Figure contents as structured data
"""
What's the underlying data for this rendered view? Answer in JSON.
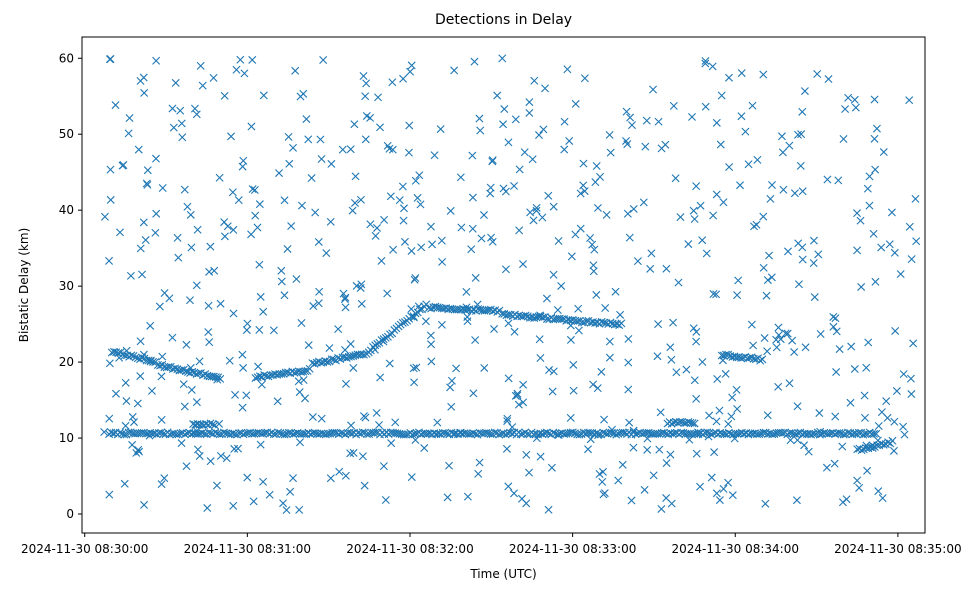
{
  "chart_data": {
    "type": "scatter",
    "title": "Detections in Delay",
    "xlabel": "Time (UTC)",
    "ylabel": "Bistatic Delay (km)",
    "xlim": [
      "2024-11-30 08:29:59",
      "2024-11-30 08:35:10"
    ],
    "ylim": [
      -2.5,
      62.8
    ],
    "xticks": [
      "2024-11-30 08:30:00",
      "2024-11-30 08:31:00",
      "2024-11-30 08:32:00",
      "2024-11-30 08:33:00",
      "2024-11-30 08:34:00",
      "2024-11-30 08:35:00"
    ],
    "yticks": [
      0,
      10,
      20,
      30,
      40,
      50,
      60
    ],
    "marker": "x",
    "color": "#1f77b4",
    "grid": false,
    "legend": "none",
    "series": [
      {
        "tracks": [
          {
            "start": "2024-11-30 08:30:09",
            "end": "2024-11-30 08:34:52",
            "y_start": 10.6,
            "y_end": 10.6
          },
          {
            "start": "2024-11-30 08:30:10",
            "end": "2024-11-30 08:30:26",
            "y_start": 21.4,
            "y_end": 20.0
          },
          {
            "start": "2024-11-30 08:30:27",
            "end": "2024-11-30 08:30:50",
            "y_start": 19.6,
            "y_end": 17.9
          },
          {
            "start": "2024-11-30 08:31:03",
            "end": "2024-11-30 08:31:23",
            "y_start": 18.0,
            "y_end": 19.0
          },
          {
            "start": "2024-11-30 08:31:24",
            "end": "2024-11-30 08:31:43",
            "y_start": 19.8,
            "y_end": 21.0
          },
          {
            "start": "2024-11-30 08:31:44",
            "end": "2024-11-30 08:32:06",
            "y_start": 21.2,
            "y_end": 27.5
          },
          {
            "start": "2024-11-30 08:32:07",
            "end": "2024-11-30 08:32:33",
            "y_start": 27.2,
            "y_end": 26.7
          },
          {
            "start": "2024-11-30 08:32:34",
            "end": "2024-11-30 08:33:00",
            "y_start": 26.3,
            "y_end": 25.5
          },
          {
            "start": "2024-11-30 08:33:01",
            "end": "2024-11-30 08:33:18",
            "y_start": 25.4,
            "y_end": 25.0
          },
          {
            "start": "2024-11-30 08:33:35",
            "end": "2024-11-30 08:33:45",
            "y_start": 12.0,
            "y_end": 12.0
          },
          {
            "start": "2024-11-30 08:33:55",
            "end": "2024-11-30 08:34:10",
            "y_start": 21.0,
            "y_end": 20.3
          },
          {
            "start": "2024-11-30 08:30:40",
            "end": "2024-11-30 08:30:48",
            "y_start": 11.8,
            "y_end": 11.8
          },
          {
            "start": "2024-11-30 08:34:45",
            "end": "2024-11-30 08:34:58",
            "y_start": 8.4,
            "y_end": 9.5
          }
        ],
        "clutter": {
          "count": 700,
          "seed": 7,
          "y_range": [
            0.5,
            60
          ]
        }
      }
    ]
  }
}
"""
### [What is asked]
All of the entries above should be copied exactly, except for the pictures.

### [Written answer]
What's the underlying data for this rendered view? Answer in JSON.
{
  "chart_data": {
    "type": "scatter",
    "title": "Detections in Delay",
    "xlabel": "Time (UTC)",
    "ylabel": "Bistatic Delay (km)",
    "xlim": [
      "2024-11-30 08:29:59",
      "2024-11-30 08:35:10"
    ],
    "ylim": [
      -2.5,
      62.8
    ],
    "xticks": [
      "2024-11-30 08:30:00",
      "2024-11-30 08:31:00",
      "2024-11-30 08:32:00",
      "2024-11-30 08:33:00",
      "2024-11-30 08:34:00",
      "2024-11-30 08:35:00"
    ],
    "yticks": [
      0,
      10,
      20,
      30,
      40,
      50,
      60
    ],
    "marker": "x",
    "color": "#1f77b4",
    "grid": false,
    "legend": "none",
    "series": [
      {
        "tracks": [
          {
            "start": "2024-11-30 08:30:09",
            "end": "2024-11-30 08:34:52",
            "y_start": 10.6,
            "y_end": 10.6
          },
          {
            "start": "2024-11-30 08:30:10",
            "end": "2024-11-30 08:30:26",
            "y_start": 21.4,
            "y_end": 20.0
          },
          {
            "start": "2024-11-30 08:30:27",
            "end": "2024-11-30 08:30:50",
            "y_start": 19.6,
            "y_end": 17.9
          },
          {
            "start": "2024-11-30 08:31:03",
            "end": "2024-11-30 08:31:23",
            "y_start": 18.0,
            "y_end": 19.0
          },
          {
            "start": "2024-11-30 08:31:24",
            "end": "2024-11-30 08:31:43",
            "y_start": 19.8,
            "y_end": 21.0
          },
          {
            "start": "2024-11-30 08:31:44",
            "end": "2024-11-30 08:32:06",
            "y_start": 21.2,
            "y_end": 27.5
          },
          {
            "start": "2024-11-30 08:32:07",
            "end": "2024-11-30 08:32:33",
            "y_start": 27.2,
            "y_end": 26.7
          },
          {
            "start": "2024-11-30 08:32:34",
            "end": "2024-11-30 08:33:00",
            "y_start": 26.3,
            "y_end": 25.5
          },
          {
            "start": "2024-11-30 08:33:01",
            "end": "2024-11-30 08:33:18",
            "y_start": 25.4,
            "y_end": 25.0
          },
          {
            "start": "2024-11-30 08:33:35",
            "end": "2024-11-30 08:33:45",
            "y_start": 12.0,
            "y_end": 12.0
          },
          {
            "start": "2024-11-30 08:33:55",
            "end": "2024-11-30 08:34:10",
            "y_start": 21.0,
            "y_end": 20.3
          },
          {
            "start": "2024-11-30 08:30:40",
            "end": "2024-11-30 08:30:48",
            "y_start": 11.8,
            "y_end": 11.8
          },
          {
            "start": "2024-11-30 08:34:45",
            "end": "2024-11-30 08:34:58",
            "y_start": 8.4,
            "y_end": 9.5
          }
        ],
        "clutter": {
          "count": 700,
          "seed": 7,
          "y_range": [
            0.5,
            60
          ]
        }
      }
    ]
  }
}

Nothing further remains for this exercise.